What the task asks — Give back all the data exactly, line by line.

Input material —
start

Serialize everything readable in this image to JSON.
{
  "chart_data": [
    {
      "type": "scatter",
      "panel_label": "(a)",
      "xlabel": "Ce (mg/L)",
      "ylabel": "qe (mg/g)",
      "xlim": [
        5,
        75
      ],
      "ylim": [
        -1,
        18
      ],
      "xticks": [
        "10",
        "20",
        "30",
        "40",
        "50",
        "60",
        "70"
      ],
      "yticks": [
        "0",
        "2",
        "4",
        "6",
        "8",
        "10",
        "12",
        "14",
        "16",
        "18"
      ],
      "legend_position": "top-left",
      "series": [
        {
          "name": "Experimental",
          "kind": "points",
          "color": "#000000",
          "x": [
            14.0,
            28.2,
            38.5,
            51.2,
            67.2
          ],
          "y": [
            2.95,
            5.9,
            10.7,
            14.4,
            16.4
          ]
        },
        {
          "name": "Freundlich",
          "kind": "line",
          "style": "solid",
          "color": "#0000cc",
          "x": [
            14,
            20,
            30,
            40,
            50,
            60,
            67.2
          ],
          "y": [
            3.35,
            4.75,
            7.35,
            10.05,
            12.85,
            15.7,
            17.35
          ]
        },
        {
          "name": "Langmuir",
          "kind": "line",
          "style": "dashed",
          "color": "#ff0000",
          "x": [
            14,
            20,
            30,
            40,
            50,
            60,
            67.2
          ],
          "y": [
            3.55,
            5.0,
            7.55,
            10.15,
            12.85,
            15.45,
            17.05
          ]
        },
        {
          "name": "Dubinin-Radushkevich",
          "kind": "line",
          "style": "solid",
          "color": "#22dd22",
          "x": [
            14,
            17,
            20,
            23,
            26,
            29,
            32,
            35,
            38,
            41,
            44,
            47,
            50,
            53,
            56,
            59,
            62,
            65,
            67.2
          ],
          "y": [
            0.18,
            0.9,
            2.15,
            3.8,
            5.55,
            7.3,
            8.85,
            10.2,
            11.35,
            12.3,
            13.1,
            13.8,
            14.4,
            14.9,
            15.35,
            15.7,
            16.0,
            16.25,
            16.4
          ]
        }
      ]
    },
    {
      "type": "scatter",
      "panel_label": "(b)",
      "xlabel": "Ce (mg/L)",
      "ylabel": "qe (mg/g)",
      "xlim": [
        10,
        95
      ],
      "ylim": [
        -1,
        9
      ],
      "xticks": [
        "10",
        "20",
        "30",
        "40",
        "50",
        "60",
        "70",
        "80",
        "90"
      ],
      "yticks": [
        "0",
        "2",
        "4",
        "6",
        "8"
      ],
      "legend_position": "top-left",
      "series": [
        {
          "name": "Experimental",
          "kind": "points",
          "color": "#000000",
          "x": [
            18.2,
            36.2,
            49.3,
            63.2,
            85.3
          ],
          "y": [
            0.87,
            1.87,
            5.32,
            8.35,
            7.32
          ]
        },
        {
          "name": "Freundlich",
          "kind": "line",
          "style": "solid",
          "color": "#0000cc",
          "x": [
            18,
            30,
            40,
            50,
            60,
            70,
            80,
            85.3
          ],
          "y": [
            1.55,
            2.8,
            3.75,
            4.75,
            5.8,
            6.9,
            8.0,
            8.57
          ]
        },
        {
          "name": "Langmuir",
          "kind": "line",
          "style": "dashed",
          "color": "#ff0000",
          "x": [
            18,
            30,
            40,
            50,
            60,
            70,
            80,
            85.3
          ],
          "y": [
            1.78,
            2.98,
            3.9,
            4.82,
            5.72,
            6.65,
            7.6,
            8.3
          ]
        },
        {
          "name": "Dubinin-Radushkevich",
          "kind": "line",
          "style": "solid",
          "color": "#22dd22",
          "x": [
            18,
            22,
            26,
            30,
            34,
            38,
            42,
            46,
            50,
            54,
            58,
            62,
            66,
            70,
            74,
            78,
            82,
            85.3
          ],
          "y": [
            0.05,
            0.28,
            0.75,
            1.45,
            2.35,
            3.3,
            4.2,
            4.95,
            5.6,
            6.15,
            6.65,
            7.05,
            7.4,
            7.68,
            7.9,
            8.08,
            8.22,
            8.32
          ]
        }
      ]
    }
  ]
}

end

Full response —
Serialize everything readable in this image to JSON.
{
  "chart_data": [
    {
      "type": "scatter",
      "panel_label": "(a)",
      "xlabel": "Ce (mg/L)",
      "ylabel": "qe (mg/g)",
      "xlim": [
        5,
        75
      ],
      "ylim": [
        -1,
        18
      ],
      "xticks": [
        "10",
        "20",
        "30",
        "40",
        "50",
        "60",
        "70"
      ],
      "yticks": [
        "0",
        "2",
        "4",
        "6",
        "8",
        "10",
        "12",
        "14",
        "16",
        "18"
      ],
      "legend_position": "top-left",
      "series": [
        {
          "name": "Experimental",
          "kind": "points",
          "color": "#000000",
          "x": [
            14.0,
            28.2,
            38.5,
            51.2,
            67.2
          ],
          "y": [
            2.95,
            5.9,
            10.7,
            14.4,
            16.4
          ]
        },
        {
          "name": "Freundlich",
          "kind": "line",
          "style": "solid",
          "color": "#0000cc",
          "x": [
            14,
            20,
            30,
            40,
            50,
            60,
            67.2
          ],
          "y": [
            3.35,
            4.75,
            7.35,
            10.05,
            12.85,
            15.7,
            17.35
          ]
        },
        {
          "name": "Langmuir",
          "kind": "line",
          "style": "dashed",
          "color": "#ff0000",
          "x": [
            14,
            20,
            30,
            40,
            50,
            60,
            67.2
          ],
          "y": [
            3.55,
            5.0,
            7.55,
            10.15,
            12.85,
            15.45,
            17.05
          ]
        },
        {
          "name": "Dubinin-Radushkevich",
          "kind": "line",
          "style": "solid",
          "color": "#22dd22",
          "x": [
            14,
            17,
            20,
            23,
            26,
            29,
            32,
            35,
            38,
            41,
            44,
            47,
            50,
            53,
            56,
            59,
            62,
            65,
            67.2
          ],
          "y": [
            0.18,
            0.9,
            2.15,
            3.8,
            5.55,
            7.3,
            8.85,
            10.2,
            11.35,
            12.3,
            13.1,
            13.8,
            14.4,
            14.9,
            15.35,
            15.7,
            16.0,
            16.25,
            16.4
          ]
        }
      ]
    },
    {
      "type": "scatter",
      "panel_label": "(b)",
      "xlabel": "Ce (mg/L)",
      "ylabel": "qe (mg/g)",
      "xlim": [
        10,
        95
      ],
      "ylim": [
        -1,
        9
      ],
      "xticks": [
        "10",
        "20",
        "30",
        "40",
        "50",
        "60",
        "70",
        "80",
        "90"
      ],
      "yticks": [
        "0",
        "2",
        "4",
        "6",
        "8"
      ],
      "legend_position": "top-left",
      "series": [
        {
          "name": "Experimental",
          "kind": "points",
          "color": "#000000",
          "x": [
            18.2,
            36.2,
            49.3,
            63.2,
            85.3
          ],
          "y": [
            0.87,
            1.87,
            5.32,
            8.35,
            7.32
          ]
        },
        {
          "name": "Freundlich",
          "kind": "line",
          "style": "solid",
          "color": "#0000cc",
          "x": [
            18,
            30,
            40,
            50,
            60,
            70,
            80,
            85.3
          ],
          "y": [
            1.55,
            2.8,
            3.75,
            4.75,
            5.8,
            6.9,
            8.0,
            8.57
          ]
        },
        {
          "name": "Langmuir",
          "kind": "line",
          "style": "dashed",
          "color": "#ff0000",
          "x": [
            18,
            30,
            40,
            50,
            60,
            70,
            80,
            85.3
          ],
          "y": [
            1.78,
            2.98,
            3.9,
            4.82,
            5.72,
            6.65,
            7.6,
            8.3
          ]
        },
        {
          "name": "Dubinin-Radushkevich",
          "kind": "line",
          "style": "solid",
          "color": "#22dd22",
          "x": [
            18,
            22,
            26,
            30,
            34,
            38,
            42,
            46,
            50,
            54,
            58,
            62,
            66,
            70,
            74,
            78,
            82,
            85.3
          ],
          "y": [
            0.05,
            0.28,
            0.75,
            1.45,
            2.35,
            3.3,
            4.2,
            4.95,
            5.6,
            6.15,
            6.65,
            7.05,
            7.4,
            7.68,
            7.9,
            8.08,
            8.22,
            8.32
          ]
        }
      ]
    }
  ]
}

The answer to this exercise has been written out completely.